**Given instruction**
Reproduce exactly the lines from the one containing "Give me the" through the end of the listing, minus the pictures.

**Exercise material**
○ ○ ○ ○ ○
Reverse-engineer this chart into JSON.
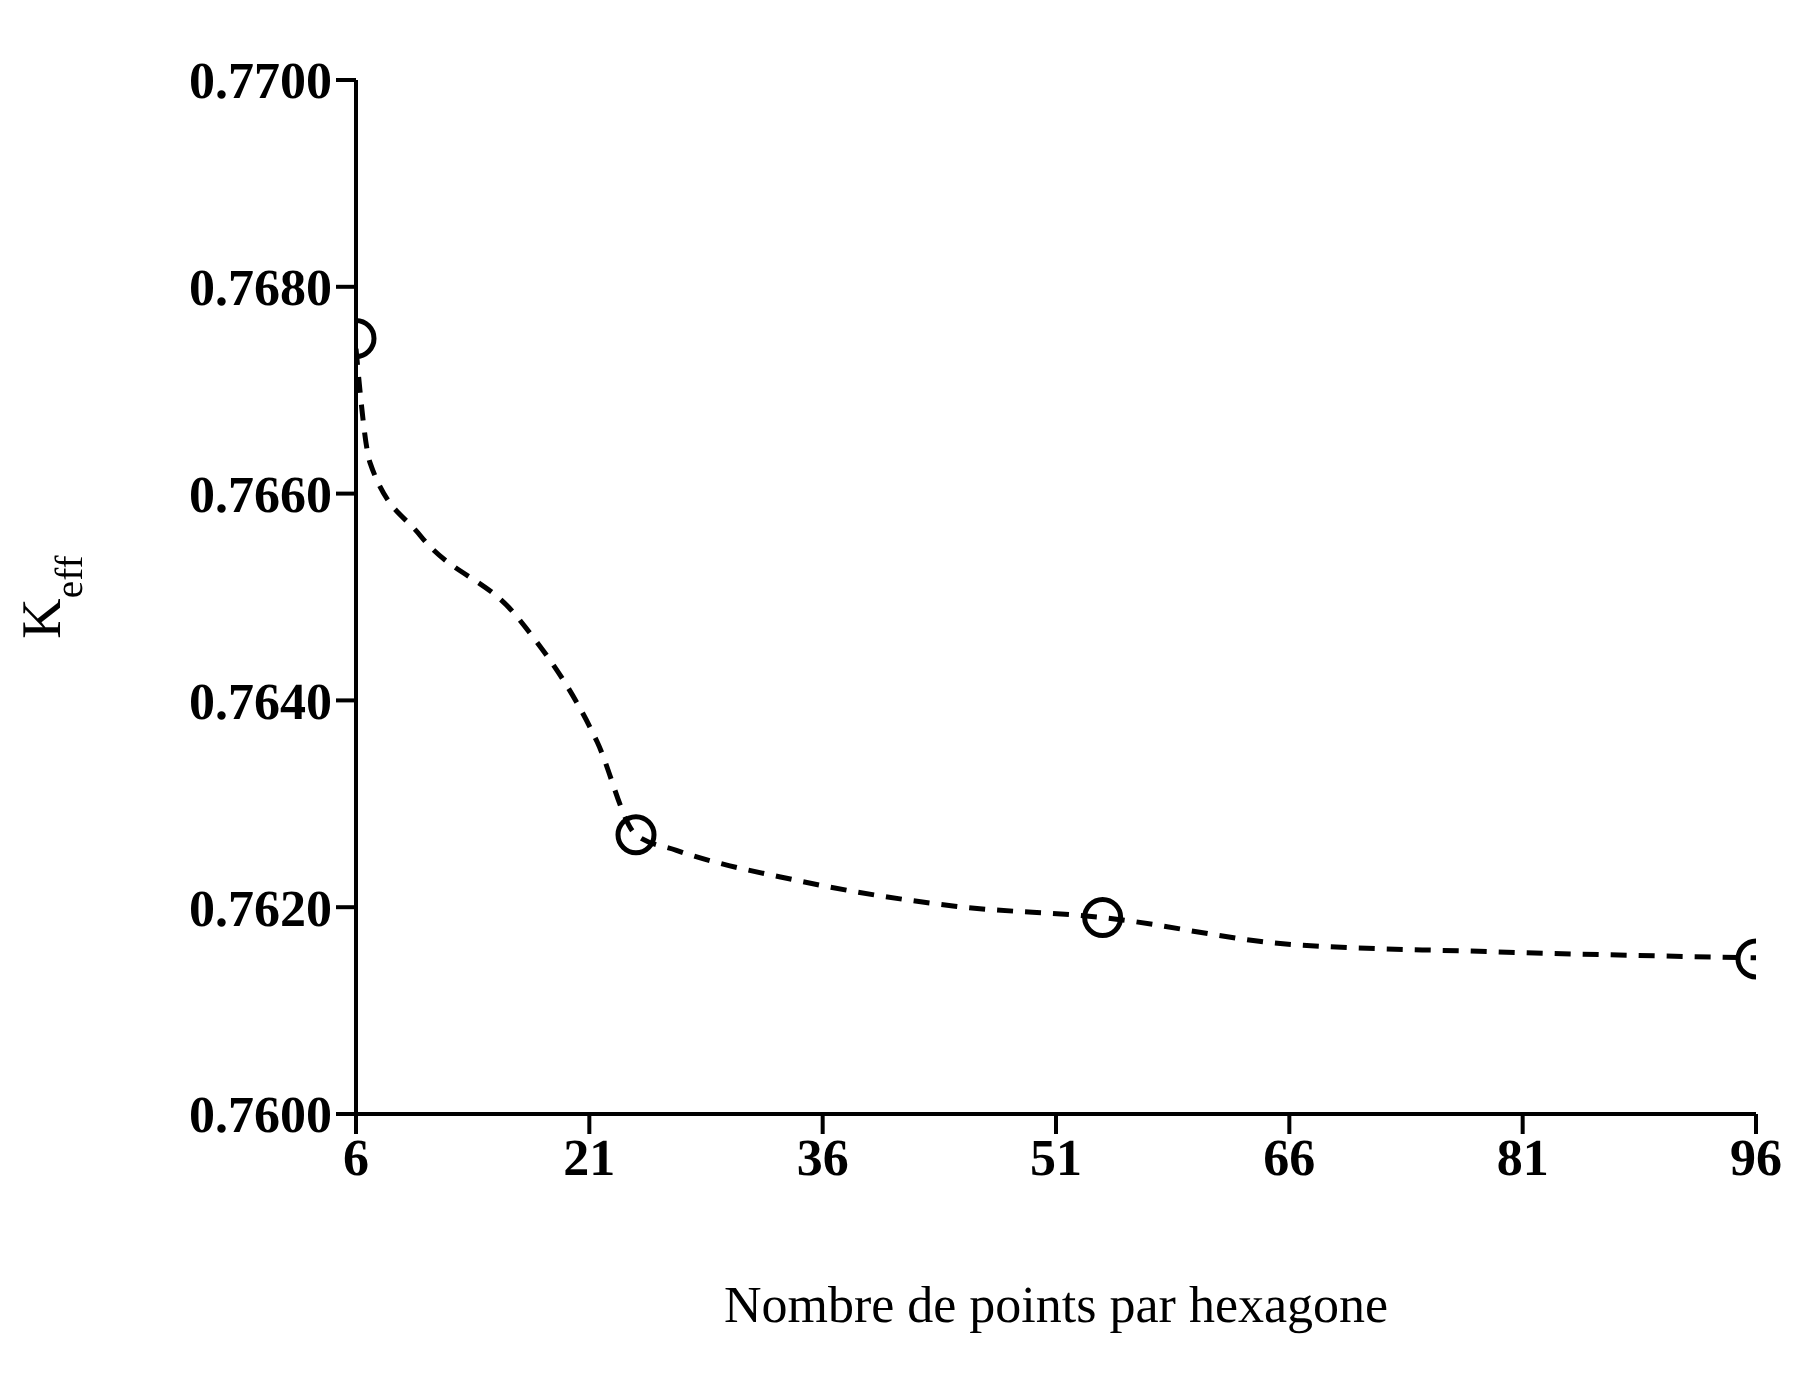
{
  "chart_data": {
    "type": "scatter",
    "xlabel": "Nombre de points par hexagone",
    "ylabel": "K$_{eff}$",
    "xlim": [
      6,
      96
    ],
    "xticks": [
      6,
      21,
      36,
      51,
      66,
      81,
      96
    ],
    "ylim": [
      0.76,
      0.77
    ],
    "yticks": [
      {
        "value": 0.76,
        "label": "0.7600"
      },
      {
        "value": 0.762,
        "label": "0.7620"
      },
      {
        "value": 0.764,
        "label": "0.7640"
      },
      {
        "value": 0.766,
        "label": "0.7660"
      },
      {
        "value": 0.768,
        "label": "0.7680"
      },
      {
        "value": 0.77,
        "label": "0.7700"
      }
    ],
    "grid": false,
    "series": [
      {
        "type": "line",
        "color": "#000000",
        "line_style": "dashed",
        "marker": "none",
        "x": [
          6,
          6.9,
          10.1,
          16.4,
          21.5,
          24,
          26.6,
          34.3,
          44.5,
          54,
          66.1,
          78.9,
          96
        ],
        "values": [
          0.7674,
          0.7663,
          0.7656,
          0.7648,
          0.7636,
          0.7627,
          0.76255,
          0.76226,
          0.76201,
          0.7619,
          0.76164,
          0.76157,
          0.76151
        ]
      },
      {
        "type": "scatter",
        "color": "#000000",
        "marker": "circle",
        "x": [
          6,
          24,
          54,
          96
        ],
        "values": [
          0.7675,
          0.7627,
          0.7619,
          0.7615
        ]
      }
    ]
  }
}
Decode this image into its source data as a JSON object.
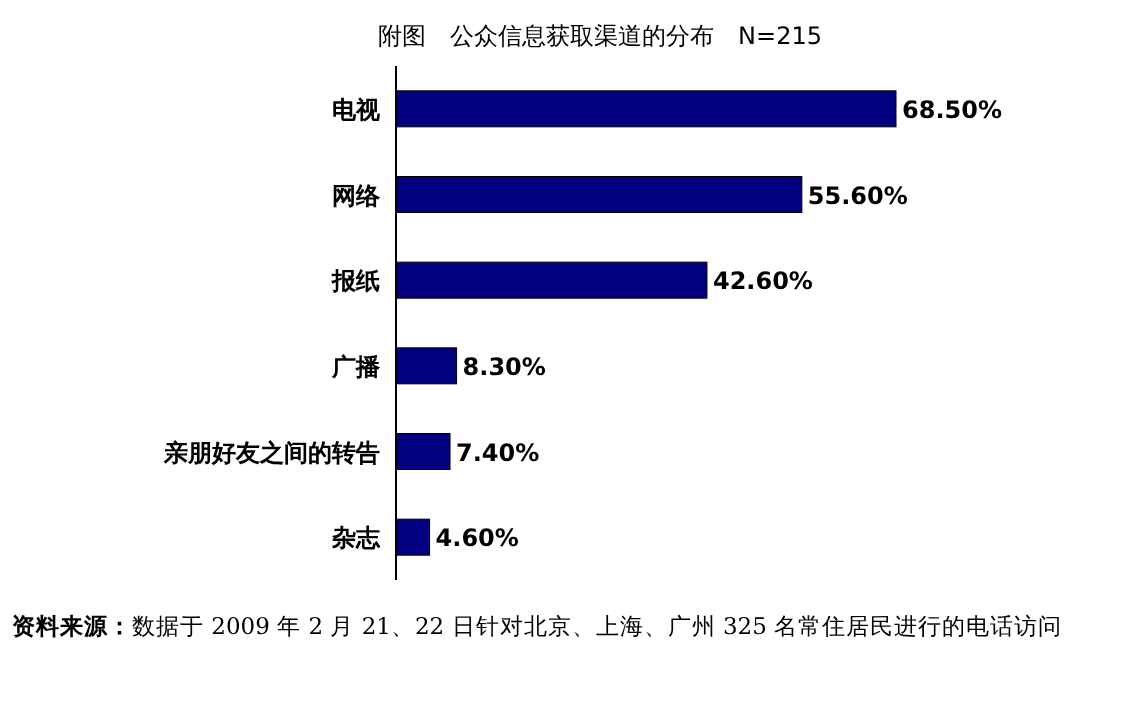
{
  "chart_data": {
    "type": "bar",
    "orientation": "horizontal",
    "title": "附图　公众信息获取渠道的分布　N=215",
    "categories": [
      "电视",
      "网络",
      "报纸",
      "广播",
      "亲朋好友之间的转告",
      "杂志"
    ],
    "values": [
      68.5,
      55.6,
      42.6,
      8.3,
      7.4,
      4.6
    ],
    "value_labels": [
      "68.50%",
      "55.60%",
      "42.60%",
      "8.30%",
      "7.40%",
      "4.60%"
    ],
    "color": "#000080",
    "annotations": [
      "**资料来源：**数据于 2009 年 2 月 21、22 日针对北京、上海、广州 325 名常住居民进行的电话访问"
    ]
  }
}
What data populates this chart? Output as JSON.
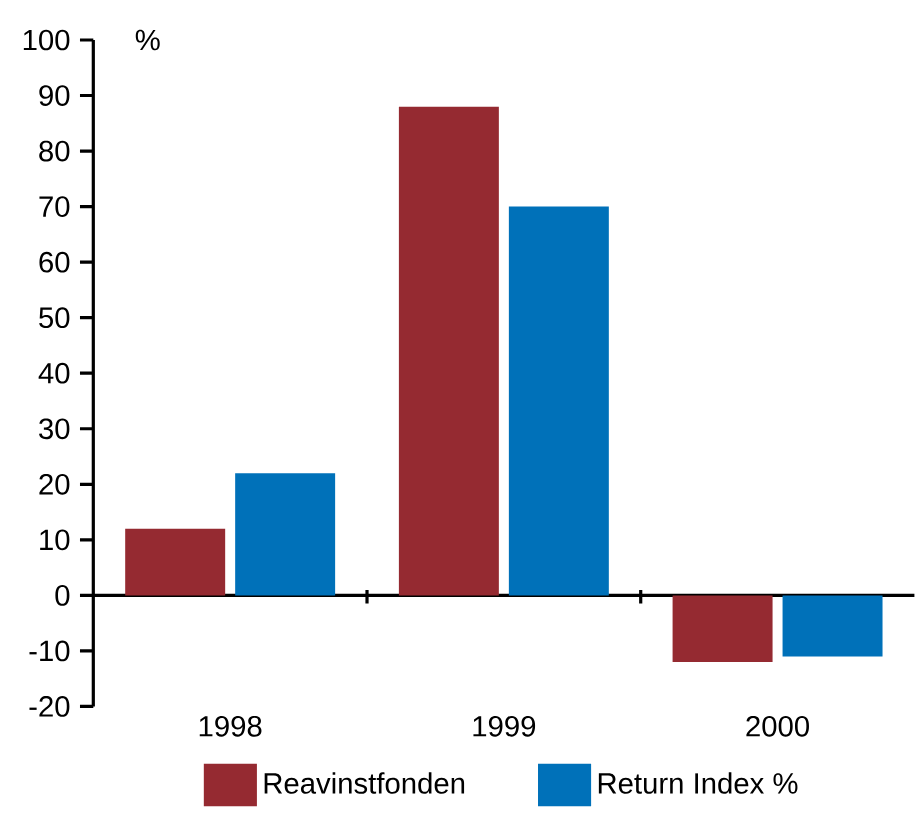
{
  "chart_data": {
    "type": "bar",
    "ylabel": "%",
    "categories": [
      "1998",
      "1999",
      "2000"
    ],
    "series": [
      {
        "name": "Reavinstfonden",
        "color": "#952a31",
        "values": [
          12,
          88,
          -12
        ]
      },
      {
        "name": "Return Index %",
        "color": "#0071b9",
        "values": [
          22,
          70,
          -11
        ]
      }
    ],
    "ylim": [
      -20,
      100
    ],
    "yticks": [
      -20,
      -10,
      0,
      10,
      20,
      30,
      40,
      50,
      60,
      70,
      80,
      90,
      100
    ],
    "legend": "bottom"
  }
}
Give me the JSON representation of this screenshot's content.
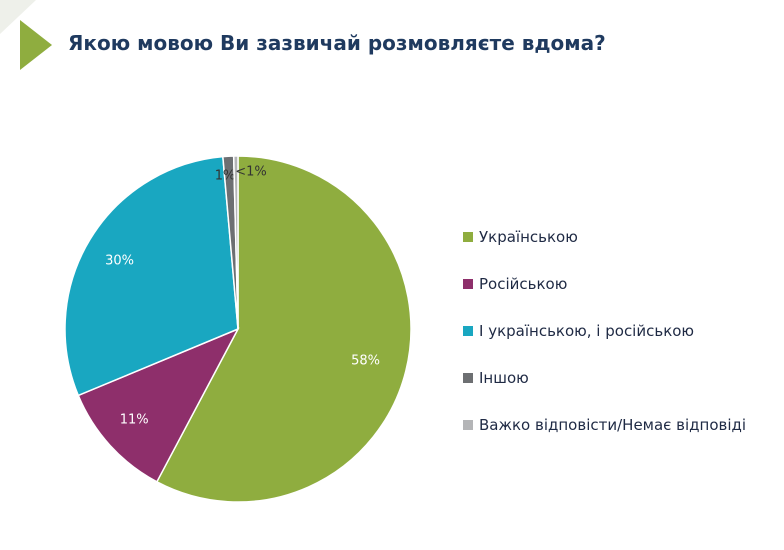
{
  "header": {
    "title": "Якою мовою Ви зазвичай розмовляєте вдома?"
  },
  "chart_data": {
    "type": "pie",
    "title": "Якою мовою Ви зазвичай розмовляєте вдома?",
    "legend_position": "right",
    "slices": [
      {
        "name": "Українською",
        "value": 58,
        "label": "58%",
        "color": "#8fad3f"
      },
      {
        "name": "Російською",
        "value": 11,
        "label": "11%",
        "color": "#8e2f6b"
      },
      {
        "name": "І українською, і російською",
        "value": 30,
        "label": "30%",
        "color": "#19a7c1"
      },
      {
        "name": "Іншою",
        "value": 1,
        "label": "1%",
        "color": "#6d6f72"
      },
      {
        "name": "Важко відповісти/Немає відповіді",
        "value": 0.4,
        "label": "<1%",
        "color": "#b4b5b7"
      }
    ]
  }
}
○ ○ ○ ○ ○
**Full solution**
Give me the JSON representation of this screenshot's content.
{
  "header": {
    "title": "Якою мовою Ви зазвичай розмовляєте вдома?"
  },
  "chart_data": {
    "type": "pie",
    "title": "Якою мовою Ви зазвичай розмовляєте вдома?",
    "legend_position": "right",
    "slices": [
      {
        "name": "Українською",
        "value": 58,
        "label": "58%",
        "color": "#8fad3f"
      },
      {
        "name": "Російською",
        "value": 11,
        "label": "11%",
        "color": "#8e2f6b"
      },
      {
        "name": "І українською, і російською",
        "value": 30,
        "label": "30%",
        "color": "#19a7c1"
      },
      {
        "name": "Іншою",
        "value": 1,
        "label": "1%",
        "color": "#6d6f72"
      },
      {
        "name": "Важко відповісти/Немає відповіді",
        "value": 0.4,
        "label": "<1%",
        "color": "#b4b5b7"
      }
    ]
  }
}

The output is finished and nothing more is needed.